• _Data records_
# # #

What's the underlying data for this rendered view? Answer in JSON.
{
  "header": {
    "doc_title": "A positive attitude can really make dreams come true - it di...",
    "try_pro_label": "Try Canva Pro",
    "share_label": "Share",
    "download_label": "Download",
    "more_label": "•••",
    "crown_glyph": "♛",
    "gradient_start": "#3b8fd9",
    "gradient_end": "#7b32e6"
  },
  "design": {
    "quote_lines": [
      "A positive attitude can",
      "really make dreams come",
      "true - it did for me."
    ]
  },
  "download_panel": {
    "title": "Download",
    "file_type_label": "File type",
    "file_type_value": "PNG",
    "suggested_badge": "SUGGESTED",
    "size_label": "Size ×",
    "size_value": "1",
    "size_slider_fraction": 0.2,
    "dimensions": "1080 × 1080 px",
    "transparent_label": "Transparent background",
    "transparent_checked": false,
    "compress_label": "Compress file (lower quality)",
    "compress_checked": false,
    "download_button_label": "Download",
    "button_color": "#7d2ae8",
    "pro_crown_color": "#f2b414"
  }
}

# # #

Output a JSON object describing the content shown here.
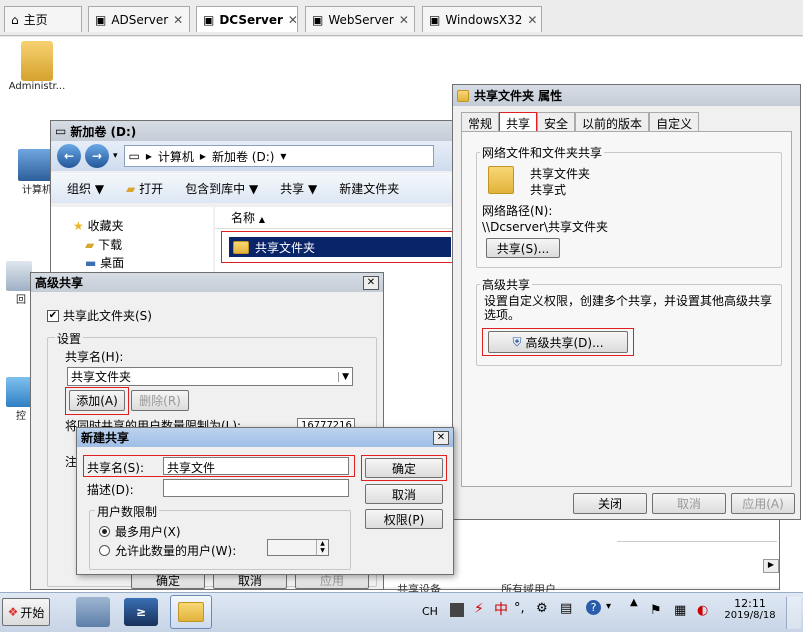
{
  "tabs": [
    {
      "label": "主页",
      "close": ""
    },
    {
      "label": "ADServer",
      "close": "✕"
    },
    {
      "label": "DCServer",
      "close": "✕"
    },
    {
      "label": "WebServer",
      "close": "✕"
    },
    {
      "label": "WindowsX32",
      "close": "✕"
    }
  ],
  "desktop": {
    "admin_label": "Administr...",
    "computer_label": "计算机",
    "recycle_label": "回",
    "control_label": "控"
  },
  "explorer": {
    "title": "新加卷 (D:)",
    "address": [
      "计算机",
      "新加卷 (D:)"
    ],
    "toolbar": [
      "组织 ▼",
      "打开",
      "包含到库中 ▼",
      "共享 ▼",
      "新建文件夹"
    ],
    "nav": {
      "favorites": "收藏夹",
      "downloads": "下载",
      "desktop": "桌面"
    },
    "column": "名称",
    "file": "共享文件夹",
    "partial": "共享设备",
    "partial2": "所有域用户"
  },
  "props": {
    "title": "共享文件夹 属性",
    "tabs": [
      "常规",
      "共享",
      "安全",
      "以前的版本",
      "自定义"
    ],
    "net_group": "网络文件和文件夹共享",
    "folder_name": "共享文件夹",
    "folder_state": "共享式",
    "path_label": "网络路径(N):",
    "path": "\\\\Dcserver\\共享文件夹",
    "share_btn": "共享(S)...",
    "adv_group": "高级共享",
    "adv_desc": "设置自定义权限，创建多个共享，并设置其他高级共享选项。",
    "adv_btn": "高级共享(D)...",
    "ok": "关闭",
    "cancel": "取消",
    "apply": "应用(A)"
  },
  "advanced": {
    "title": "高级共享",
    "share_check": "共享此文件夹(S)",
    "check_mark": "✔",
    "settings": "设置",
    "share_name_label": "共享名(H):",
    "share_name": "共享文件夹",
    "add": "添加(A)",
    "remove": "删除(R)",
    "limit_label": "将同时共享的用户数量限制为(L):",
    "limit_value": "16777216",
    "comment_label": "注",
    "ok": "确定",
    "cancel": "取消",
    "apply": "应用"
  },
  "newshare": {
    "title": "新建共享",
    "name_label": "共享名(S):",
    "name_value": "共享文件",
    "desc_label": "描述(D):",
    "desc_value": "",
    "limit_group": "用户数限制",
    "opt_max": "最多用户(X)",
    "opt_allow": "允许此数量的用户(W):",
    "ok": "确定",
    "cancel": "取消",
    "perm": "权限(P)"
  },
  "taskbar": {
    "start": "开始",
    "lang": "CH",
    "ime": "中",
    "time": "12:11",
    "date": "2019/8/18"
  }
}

# # #

• _Instructions to follow_
Take each line containing the string "come" and copy it out.

• _Task result_
    "doc_title": "A positive attitude can really make dreams come true - it di...",
      "really make dreams come",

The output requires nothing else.